*WORK TO BE COMPLETED*
Filter the data for lines with the word "xlabel", then copy every line so identified.

*TASK DATA*
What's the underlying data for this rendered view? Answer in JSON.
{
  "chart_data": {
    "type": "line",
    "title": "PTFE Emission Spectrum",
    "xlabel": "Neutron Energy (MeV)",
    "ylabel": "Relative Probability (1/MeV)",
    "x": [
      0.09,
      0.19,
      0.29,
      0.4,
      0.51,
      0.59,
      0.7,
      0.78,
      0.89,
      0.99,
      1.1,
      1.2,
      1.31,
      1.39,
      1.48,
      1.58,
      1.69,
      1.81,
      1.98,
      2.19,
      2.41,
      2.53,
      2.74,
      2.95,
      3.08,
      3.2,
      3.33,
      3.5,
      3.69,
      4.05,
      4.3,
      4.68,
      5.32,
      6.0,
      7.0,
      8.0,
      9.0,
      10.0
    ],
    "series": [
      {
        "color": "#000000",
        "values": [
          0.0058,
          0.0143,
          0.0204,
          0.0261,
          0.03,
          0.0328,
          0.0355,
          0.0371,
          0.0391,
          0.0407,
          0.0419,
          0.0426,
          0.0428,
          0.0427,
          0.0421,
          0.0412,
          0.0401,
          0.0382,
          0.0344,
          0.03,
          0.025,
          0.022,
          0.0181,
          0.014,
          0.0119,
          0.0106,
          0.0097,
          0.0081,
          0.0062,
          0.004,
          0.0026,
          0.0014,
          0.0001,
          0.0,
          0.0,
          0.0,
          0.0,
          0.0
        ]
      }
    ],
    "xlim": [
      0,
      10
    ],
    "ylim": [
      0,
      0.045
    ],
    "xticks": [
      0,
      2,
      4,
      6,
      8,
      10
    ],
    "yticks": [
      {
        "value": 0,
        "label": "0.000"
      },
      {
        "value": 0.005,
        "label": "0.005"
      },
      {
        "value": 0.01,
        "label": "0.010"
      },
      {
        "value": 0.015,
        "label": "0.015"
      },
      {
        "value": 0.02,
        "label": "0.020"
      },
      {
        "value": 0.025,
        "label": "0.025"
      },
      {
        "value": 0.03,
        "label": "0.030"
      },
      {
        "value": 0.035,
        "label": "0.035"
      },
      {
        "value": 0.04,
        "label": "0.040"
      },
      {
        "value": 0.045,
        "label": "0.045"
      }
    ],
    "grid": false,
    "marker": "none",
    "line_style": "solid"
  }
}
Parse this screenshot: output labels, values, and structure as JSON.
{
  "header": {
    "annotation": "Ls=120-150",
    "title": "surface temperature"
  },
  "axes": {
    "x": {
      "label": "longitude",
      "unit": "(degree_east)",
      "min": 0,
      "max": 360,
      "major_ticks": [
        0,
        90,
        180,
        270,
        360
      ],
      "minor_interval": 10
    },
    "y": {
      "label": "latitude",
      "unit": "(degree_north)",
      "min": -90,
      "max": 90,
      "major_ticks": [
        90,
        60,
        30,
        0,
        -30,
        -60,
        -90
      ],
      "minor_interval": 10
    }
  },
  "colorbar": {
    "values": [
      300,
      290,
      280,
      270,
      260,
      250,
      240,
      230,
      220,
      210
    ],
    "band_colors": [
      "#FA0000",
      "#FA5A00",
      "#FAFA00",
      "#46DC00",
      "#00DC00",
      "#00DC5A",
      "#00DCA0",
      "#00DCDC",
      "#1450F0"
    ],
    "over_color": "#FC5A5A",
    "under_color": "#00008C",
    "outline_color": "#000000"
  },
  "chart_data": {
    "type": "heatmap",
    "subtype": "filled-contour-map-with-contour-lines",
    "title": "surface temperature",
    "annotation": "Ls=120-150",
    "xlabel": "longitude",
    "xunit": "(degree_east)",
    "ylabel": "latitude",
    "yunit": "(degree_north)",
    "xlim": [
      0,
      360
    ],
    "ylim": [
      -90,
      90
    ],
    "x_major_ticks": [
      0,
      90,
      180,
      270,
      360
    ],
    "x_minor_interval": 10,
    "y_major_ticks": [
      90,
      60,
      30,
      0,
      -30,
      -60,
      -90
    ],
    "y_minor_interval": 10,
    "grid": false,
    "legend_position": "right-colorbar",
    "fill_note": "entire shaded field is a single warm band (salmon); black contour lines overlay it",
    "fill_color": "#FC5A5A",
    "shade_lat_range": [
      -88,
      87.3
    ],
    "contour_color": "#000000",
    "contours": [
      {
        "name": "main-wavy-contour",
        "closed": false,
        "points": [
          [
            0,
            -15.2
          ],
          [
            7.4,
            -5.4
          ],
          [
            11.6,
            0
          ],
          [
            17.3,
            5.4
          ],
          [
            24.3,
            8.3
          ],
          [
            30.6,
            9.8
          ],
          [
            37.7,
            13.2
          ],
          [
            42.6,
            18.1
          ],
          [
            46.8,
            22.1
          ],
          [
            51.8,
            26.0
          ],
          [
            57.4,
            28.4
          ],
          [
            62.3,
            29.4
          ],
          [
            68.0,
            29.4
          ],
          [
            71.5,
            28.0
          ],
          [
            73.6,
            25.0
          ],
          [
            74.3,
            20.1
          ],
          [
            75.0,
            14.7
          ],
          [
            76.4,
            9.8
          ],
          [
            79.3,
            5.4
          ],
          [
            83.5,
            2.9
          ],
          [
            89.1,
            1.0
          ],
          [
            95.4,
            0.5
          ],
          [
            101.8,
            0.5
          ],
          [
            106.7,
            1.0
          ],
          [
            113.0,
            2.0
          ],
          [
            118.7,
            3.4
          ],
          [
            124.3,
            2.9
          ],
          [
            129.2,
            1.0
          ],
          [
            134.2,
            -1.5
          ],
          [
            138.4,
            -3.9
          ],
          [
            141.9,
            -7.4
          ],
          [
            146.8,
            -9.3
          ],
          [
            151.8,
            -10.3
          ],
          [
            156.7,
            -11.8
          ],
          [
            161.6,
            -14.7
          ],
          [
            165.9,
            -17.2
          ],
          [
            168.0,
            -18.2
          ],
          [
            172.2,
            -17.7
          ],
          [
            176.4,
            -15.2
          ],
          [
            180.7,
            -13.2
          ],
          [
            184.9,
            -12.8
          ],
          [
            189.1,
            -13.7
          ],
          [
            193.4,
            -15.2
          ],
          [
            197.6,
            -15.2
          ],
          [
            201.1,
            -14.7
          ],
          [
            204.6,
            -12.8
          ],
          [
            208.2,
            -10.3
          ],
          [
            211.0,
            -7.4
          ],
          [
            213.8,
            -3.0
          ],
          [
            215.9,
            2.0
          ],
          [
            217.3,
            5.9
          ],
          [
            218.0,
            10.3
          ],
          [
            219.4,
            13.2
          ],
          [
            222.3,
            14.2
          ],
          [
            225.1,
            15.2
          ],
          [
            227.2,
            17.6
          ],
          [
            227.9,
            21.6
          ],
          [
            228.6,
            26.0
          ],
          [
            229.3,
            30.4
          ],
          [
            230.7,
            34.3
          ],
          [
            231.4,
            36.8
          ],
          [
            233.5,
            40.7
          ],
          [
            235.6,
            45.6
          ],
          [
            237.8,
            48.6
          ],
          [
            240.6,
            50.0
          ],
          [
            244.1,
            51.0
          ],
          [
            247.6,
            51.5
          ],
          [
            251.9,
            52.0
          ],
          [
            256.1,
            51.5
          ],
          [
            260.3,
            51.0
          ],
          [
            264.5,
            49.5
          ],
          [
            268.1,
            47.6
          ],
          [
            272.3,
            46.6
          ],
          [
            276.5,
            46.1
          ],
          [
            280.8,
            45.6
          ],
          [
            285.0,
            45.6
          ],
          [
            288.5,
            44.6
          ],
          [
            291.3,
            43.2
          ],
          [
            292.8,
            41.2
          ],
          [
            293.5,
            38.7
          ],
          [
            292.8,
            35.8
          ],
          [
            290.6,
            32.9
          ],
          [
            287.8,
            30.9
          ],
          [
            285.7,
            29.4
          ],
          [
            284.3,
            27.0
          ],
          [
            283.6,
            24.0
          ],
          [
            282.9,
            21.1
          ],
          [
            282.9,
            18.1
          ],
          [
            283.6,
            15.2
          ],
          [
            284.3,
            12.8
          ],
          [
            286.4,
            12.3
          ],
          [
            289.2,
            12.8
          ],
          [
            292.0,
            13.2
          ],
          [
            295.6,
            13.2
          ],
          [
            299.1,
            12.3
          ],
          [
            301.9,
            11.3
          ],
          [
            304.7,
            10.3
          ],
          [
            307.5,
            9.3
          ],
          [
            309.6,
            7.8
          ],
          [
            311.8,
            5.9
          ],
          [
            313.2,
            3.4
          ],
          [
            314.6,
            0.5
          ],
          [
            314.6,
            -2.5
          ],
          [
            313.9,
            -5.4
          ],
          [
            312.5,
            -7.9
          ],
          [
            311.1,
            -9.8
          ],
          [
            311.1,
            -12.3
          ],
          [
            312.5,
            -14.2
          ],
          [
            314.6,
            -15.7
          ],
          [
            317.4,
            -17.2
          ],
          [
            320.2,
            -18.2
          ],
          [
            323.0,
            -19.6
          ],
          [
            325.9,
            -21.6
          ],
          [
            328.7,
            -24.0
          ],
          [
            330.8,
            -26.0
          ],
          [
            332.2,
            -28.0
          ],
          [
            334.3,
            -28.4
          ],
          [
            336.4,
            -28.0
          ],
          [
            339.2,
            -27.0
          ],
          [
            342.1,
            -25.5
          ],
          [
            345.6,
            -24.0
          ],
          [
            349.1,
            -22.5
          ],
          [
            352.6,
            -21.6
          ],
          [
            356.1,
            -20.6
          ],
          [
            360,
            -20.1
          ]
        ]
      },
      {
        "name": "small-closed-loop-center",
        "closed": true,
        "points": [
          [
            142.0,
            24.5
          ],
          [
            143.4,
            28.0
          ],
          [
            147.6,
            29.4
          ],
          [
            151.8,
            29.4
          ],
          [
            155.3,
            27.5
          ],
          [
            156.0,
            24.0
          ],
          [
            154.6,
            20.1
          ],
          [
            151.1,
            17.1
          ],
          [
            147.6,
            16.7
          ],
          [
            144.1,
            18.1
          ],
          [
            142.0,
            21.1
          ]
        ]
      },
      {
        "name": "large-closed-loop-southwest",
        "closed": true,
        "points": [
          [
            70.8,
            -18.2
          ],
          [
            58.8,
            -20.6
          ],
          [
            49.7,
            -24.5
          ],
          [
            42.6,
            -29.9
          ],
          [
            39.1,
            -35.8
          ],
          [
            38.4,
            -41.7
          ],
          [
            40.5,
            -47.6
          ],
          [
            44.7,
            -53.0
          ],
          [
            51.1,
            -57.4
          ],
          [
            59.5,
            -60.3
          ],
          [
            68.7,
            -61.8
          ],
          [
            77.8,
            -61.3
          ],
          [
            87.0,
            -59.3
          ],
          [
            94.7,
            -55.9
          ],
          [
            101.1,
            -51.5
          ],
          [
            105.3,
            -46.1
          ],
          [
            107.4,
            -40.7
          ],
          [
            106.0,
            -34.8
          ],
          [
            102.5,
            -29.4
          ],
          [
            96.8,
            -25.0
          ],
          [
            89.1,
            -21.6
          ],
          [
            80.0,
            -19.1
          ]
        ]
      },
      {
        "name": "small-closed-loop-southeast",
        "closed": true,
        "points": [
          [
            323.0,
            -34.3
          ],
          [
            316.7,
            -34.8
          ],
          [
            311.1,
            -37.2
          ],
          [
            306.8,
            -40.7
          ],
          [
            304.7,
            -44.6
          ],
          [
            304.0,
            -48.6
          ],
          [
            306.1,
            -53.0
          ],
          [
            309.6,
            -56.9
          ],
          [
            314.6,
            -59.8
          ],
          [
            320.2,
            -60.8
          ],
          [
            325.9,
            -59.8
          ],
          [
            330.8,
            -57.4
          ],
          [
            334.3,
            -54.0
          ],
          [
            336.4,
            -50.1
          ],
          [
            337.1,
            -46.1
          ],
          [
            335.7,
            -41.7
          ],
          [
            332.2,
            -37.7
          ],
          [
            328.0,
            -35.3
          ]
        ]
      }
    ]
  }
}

*TASK OUTPUT*
    "xlabel": "Neutron Energy (MeV)",
    "xlabel": "longitude",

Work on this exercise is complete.